=== Exercise aim ===
Copy the lines that follow, keeping every character the same.
-- Start of Record extracts --
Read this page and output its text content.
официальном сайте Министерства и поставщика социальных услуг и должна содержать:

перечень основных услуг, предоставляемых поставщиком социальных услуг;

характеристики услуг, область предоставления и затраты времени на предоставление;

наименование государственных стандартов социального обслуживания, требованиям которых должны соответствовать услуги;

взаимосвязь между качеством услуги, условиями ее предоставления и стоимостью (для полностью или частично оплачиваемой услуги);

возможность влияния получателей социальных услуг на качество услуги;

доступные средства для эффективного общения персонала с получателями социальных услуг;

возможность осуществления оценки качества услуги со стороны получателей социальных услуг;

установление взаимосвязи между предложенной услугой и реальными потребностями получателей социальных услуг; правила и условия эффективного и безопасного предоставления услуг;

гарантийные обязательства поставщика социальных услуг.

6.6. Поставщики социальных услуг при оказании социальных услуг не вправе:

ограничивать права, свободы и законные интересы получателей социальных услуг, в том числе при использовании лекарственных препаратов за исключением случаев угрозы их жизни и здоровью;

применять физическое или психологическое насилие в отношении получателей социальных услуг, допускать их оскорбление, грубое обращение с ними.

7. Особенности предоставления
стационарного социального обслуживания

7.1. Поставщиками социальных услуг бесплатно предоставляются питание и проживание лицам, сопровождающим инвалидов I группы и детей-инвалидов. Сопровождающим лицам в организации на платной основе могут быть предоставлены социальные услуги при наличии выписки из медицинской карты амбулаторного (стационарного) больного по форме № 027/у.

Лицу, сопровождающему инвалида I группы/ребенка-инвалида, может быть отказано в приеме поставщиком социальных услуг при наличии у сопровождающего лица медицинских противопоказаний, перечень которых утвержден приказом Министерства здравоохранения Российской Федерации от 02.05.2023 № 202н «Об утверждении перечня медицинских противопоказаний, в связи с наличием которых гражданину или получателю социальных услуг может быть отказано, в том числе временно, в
-- End of Record extracts --
=== Response ===
Read this page and output its text content.
официальном сайте Министерства и поставщика социальных услуг и должна содержать:

перечень основных услуг, предоставляемых поставщиком социальных услуг;

характеристики услуг, область предоставления и затраты времени на предоставление;

наименование государственных стандартов социального обслуживания, требованиям которых должны соответствовать услуги;

взаимосвязь между качеством услуги, условиями ее предоставления и стоимостью (для полностью или частично оплачиваемой услуги);

возможность влияния получателей социальных услуг на качество услуги;

доступные средства для эффективного общения персонала с получателями социальных услуг;

возможность осуществления оценки качества услуги со стороны получателей социальных услуг;

установление взаимосвязи между предложенной услугой и реальными потребностями получателей социальных услуг; правила и условия эффективного и безопасного предоставления услуг;

гарантийные обязательства поставщика социальных услуг.

6.6. Поставщики социальных услуг при оказании социальных услуг не вправе:

ограничивать права, свободы и законные интересы получателей социальных услуг, в том числе при использовании лекарственных препаратов за исключением случаев угрозы их жизни и здоровью;

применять физическое или психологическое насилие в отношении получателей социальных услуг, допускать их оскорбление, грубое обращение с ними.

7. Особенности предоставления
стационарного социального обслуживания

7.1. Поставщиками социальных услуг бесплатно предоставляются питание и проживание лицам, сопровождающим инвалидов I группы и детей-инвалидов. Сопровождающим лицам в организации на платной основе могут быть предоставлены социальные услуги при наличии выписки из медицинской карты амбулаторного (стационарного) больного по форме № 027/у.

Лицу, сопровождающему инвалида I группы/ребенка-инвалида, может быть отказано в приеме поставщиком социальных услуг при наличии у сопровождающего лица медицинских противопоказаний, перечень которых утвержден приказом Министерства здравоохранения Российской Федерации от 02.05.2023 № 202н «Об утверждении перечня медицинских противопоказаний, в связи с наличием которых гражданину или получателю социальных услуг может быть отказано, в том числе временно, в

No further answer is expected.